== GIVEN DATA ==

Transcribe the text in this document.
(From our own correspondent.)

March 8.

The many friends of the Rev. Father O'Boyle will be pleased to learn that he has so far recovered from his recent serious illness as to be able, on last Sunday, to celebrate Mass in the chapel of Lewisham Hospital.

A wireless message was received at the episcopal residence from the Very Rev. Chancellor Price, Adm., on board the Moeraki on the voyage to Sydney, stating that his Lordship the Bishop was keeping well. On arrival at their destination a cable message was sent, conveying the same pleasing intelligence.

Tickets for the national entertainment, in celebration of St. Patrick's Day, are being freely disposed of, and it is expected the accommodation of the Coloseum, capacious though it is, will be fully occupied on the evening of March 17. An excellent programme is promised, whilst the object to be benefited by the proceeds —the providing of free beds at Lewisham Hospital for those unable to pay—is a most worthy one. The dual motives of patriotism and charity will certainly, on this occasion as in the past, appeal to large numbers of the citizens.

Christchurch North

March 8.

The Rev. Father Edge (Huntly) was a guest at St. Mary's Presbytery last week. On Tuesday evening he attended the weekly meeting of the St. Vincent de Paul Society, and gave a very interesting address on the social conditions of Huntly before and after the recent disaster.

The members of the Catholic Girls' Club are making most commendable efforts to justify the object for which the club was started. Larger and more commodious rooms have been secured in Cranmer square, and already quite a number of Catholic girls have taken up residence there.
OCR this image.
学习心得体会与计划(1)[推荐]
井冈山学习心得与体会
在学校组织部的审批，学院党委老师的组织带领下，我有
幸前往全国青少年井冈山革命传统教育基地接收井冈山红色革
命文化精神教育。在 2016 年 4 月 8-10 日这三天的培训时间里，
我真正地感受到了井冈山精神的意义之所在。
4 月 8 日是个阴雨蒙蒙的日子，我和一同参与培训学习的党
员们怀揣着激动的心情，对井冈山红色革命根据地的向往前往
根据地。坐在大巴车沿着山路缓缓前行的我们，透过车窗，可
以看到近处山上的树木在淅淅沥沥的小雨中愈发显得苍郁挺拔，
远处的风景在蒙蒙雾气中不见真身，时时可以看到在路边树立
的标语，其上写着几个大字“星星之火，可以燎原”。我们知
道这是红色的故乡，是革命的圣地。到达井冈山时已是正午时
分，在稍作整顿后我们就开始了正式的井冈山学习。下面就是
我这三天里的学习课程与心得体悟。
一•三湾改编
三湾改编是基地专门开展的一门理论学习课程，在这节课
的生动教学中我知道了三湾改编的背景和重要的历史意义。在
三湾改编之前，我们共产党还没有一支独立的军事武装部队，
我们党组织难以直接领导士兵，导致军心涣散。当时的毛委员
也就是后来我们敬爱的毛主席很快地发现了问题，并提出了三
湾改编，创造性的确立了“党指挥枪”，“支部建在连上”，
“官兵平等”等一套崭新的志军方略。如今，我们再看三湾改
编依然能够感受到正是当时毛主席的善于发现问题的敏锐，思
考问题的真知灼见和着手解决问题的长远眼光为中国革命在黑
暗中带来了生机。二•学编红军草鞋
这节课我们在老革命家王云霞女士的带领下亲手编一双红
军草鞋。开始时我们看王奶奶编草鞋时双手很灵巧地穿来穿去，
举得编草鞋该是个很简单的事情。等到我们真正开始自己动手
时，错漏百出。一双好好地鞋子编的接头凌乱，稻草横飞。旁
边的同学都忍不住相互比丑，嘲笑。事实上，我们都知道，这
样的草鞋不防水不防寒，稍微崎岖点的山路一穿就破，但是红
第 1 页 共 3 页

===

How many of the lines above contain the string "most"? Give the number only.

* [COMPLETED EXERCISE]: 2